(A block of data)
>>>
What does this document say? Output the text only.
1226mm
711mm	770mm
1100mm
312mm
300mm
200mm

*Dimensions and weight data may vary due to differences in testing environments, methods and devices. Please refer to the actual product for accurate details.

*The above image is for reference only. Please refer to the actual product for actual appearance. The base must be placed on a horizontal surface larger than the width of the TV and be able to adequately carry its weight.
<<<
>>>
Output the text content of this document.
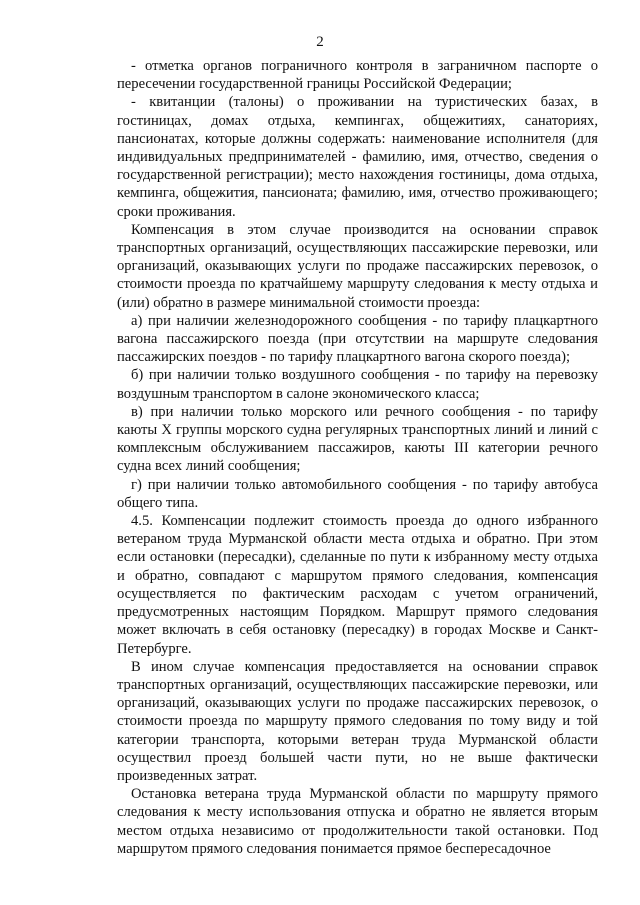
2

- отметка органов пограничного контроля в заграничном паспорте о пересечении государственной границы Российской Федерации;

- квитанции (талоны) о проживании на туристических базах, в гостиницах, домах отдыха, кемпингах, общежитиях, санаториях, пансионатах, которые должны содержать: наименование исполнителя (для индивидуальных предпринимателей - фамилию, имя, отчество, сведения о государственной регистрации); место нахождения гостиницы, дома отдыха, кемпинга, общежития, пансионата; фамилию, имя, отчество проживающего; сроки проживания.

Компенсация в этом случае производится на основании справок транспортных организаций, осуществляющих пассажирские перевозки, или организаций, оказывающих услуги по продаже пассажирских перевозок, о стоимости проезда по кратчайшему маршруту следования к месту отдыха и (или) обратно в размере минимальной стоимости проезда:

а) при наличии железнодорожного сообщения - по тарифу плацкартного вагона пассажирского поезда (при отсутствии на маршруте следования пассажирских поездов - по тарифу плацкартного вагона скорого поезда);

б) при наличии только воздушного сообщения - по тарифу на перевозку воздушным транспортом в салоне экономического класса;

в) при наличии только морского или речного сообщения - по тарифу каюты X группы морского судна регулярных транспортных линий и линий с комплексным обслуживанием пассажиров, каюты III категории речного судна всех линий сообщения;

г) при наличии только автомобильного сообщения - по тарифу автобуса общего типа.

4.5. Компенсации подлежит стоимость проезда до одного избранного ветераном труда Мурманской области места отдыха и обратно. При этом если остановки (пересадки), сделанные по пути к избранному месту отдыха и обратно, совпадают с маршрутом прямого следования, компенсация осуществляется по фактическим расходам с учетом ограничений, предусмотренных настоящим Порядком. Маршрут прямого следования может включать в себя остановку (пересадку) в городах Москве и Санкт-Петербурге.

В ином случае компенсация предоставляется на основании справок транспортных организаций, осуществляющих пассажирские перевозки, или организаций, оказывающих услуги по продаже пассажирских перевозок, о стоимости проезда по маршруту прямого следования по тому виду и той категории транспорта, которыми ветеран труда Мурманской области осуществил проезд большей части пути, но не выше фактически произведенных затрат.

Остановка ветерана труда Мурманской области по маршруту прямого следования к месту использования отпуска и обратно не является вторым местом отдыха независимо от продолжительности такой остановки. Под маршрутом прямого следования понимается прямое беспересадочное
<<<
TASK DESCRIPTION: Check each line above for the word "Please", and copy the lines where it appears.

EXPECTED ANSWER:
*Dimensions and weight data may vary due to differences in testing environments, methods and devices. Please refer to the actual product for accurate details.
*The above image is for reference only. Please refer to the actual product for actual appearance. The base must be placed on a horizontal surface larger than the width of the TV and be able to adequately carry its weight.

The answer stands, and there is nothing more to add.